TASK DIRECTIONS:
Look through the material and copy each line holding "will".

THE INPUT:

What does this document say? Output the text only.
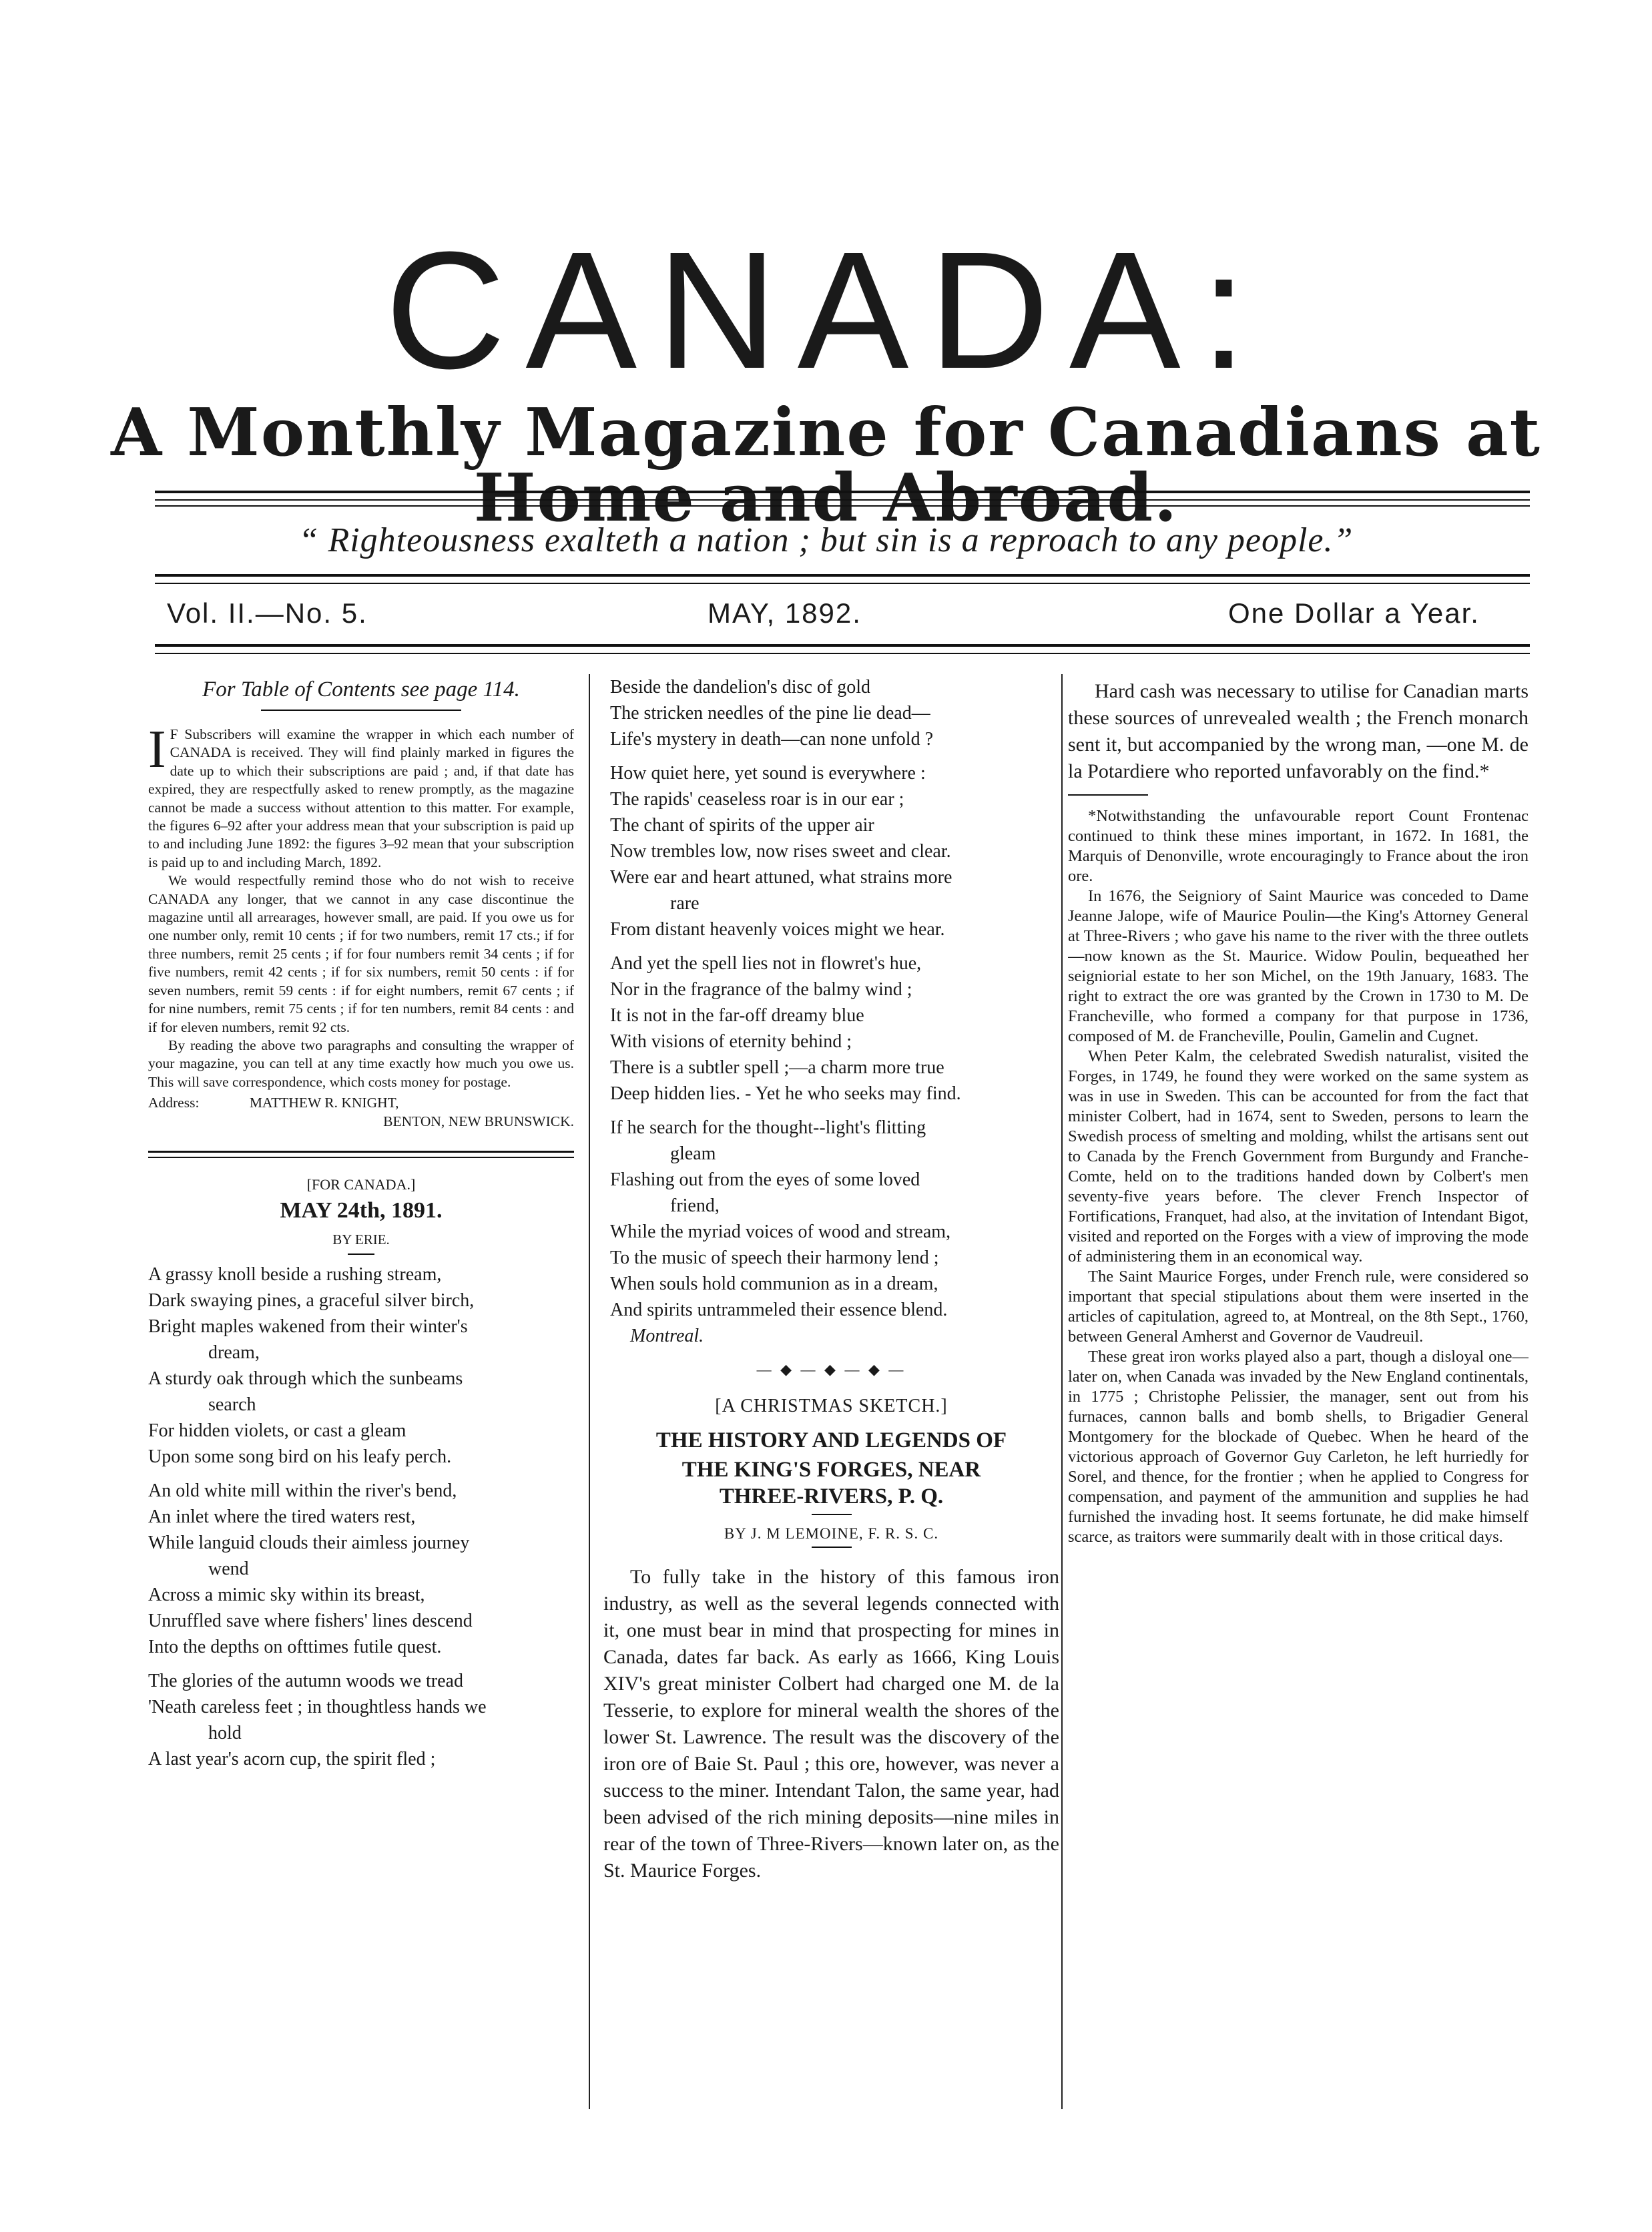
CANADA:
A Monthly Magazine for Canadians at Home and Abroad.
“ Righteousness exalteth a nation ; but sin is a reproach to any people.”
Vol. II.—No. 5.	MAY, 1892.	One Dollar a Year.

For Table of Contents see page 114.

I F Subscribers will examine the wrapper in which each number of CANADA is received. They will find plainly marked in figures the date up to which their subscriptions are paid ; and, if that date has expired, they are respectfully asked to renew promptly, as the magazine cannot be made a success without attention to this matter. For example, the figures 6–92 after your address mean that your subscription is paid up to and including June 1892: the figures 3–92 mean that your subscription is paid up to and including March, 1892.

We would respectfully remind those who do not wish to receive CANADA any longer, that we cannot in any case discontinue the magazine until all arrearages, however small, are paid. If you owe us for one number only, remit 10 cents ; if for two numbers, remit 17 cts.; if for three numbers, remit 25 cents ; if for four numbers remit 34 cents ; if for five numbers, remit 42 cents ; if for six numbers, remit 50 cents : if for seven numbers, remit 59 cents : if for eight numbers, remit 67 cents ; if for nine numbers, remit 75 cents ; if for ten numbers, remit 84 cents : and if for eleven numbers, remit 92 cts.

By reading the above two paragraphs and consulting the wrapper of your magazine, you can tell at any time exactly how much you owe us. This will save correspondence, which costs money for postage.

Address:	MATTHEW R. KNIGHT,
BENTON, NEW BRUNSWICK.

[FOR CANADA.]

MAY 24th, 1891.

BY ERIE.

A grassy knoll beside a rushing stream,

Dark swaying pines, a graceful silver birch,

Bright maples wakened from their winter's

dream,

A sturdy oak through which the sunbeams

search

For hidden violets, or cast a gleam

Upon some song bird on his leafy perch.

An old white mill within the river's bend,

An inlet where the tired waters rest,

While languid clouds their aimless journey

wend

Across a mimic sky within its breast,

Unruffled save where fishers' lines descend

Into the depths on ofttimes futile quest.

The glories of the autumn woods we tread

'Neath careless feet ; in thoughtless hands we

hold

A last year's acorn cup, the spirit fled ;

Beside the dandelion's disc of gold

The stricken needles of the pine lie dead—

Life's mystery in death—can none unfold ?

How quiet here, yet sound is everywhere :

The rapids' ceaseless roar is in our ear ;

The chant of spirits of the upper air

Now trembles low, now rises sweet and clear.

Were ear and heart attuned, what strains more

rare

From distant heavenly voices might we hear.

And yet the spell lies not in flowret's hue,

Nor in the fragrance of the balmy wind ;

It is not in the far-off dreamy blue

With visions of eternity behind ;

There is a subtler spell ;—a charm more true

Deep hidden lies. - Yet he who seeks may find.

If he search for the thought--light's flitting

gleam

Flashing out from the eyes of some loved

friend,

While the myriad voices of wood and stream,

To the music of speech their harmony lend ;

When souls hold communion as in a dream,

And spirits untrammeled their essence blend.

Montreal.

— ◆ — ◆ — ◆ —

[A CHRISTMAS SKETCH.]

THE HISTORY AND LEGENDS OF

THE KING'S FORGES, NEAR

THREE-RIVERS, P. Q.

BY J. M LEMOINE, F. R. S. C.

To fully take in the history of this famous iron industry, as well as the several legends connected with it, one must bear in mind that prospecting for mines in Canada, dates far back. As early as 1666, King Louis XIV's great minister Colbert had charged one M. de la Tesserie, to explore for mineral wealth the shores of the lower St. Lawrence. The result was the discovery of the iron ore of Baie St. Paul ; this ore, however, was never a success to the miner. Intendant Talon, the same year, had been advised of the rich mining deposits—nine miles in rear of the town of Three-Rivers—known later on, as the St. Maurice Forges.

Hard cash was necessary to utilise for Canadian marts these sources of unrevealed wealth ; the French monarch sent it, but accompanied by the wrong man, —one M. de la Potardiere who reported unfavorably on the find.*

*Notwithstanding the unfavourable report Count Frontenac continued to think these mines important, in 1672. In 1681, the Marquis of Denonville, wrote encouragingly to France about the iron ore.

In 1676, the Seigniory of Saint Maurice was conceded to Dame Jeanne Jalope, wife of Maurice Poulin—the King's Attorney General at Three-Rivers ; who gave his name to the river with the three outlets—now known as the St. Maurice. Widow Poulin, bequeathed her seigniorial estate to her son Michel, on the 19th January, 1683. The right to extract the ore was granted by the Crown in 1730 to M. De Francheville, who formed a company for that purpose in 1736, composed of M. de Francheville, Poulin, Gamelin and Cugnet.

When Peter Kalm, the celebrated Swedish naturalist, visited the Forges, in 1749, he found they were worked on the same system as was in use in Sweden. This can be accounted for from the fact that minister Colbert, had in 1674, sent to Sweden, persons to learn the Swedish process of smelting and molding, whilst the artisans sent out to Canada by the French Government from Burgundy and Franche-Comte, held on to the traditions handed down by Colbert's men seventy-five years before. The clever French Inspector of Fortifications, Franquet, had also, at the invitation of Intendant Bigot, visited and reported on the Forges with a view of improving the mode of administering them in an economical way.

The Saint Maurice Forges, under French rule, were considered so important that special stipulations about them were inserted in the articles of capitulation, agreed to, at Montreal, on the 8th Sept., 1760, between General Amherst and Governor de Vaudreuil.

These great iron works played also a part, though a disloyal one—later on, when Canada was invaded by the New England continentals, in 1775 ; Christophe Pelissier, the manager, sent out from his furnaces, cannon balls and bomb shells, to Brigadier General Montgomery for the blockade of Quebec. When he heard of the victorious approach of Governor Guy Carleton, he left hurriedly for Sorel, and thence, for the frontier ; when he applied to Congress for compensation, and payment of the ammunition and supplies he had furnished the invading host. It seems fortunate, he did make himself scarce, as traitors were summarily dealt with in those critical days.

ANSWER TO THE TASK:
I F Subscribers will examine the wrapper in which each number of CANADA is received. They will find plainly marked in figures the date up to which their subscriptions are paid ; and, if that date has expired, they are respectfully asked to renew promptly, as the magazine cannot be made a success without attention to this matter. For example, the figures 6–92 after your address mean that your subscription is paid up to and including June 1892: the figures 3–92 mean that your subscription is paid up to and including March, 1892.
By reading the above two paragraphs and consulting the wrapper of your magazine, you can tell at any time exactly how much you owe us. This will save correspondence, which costs money for postage.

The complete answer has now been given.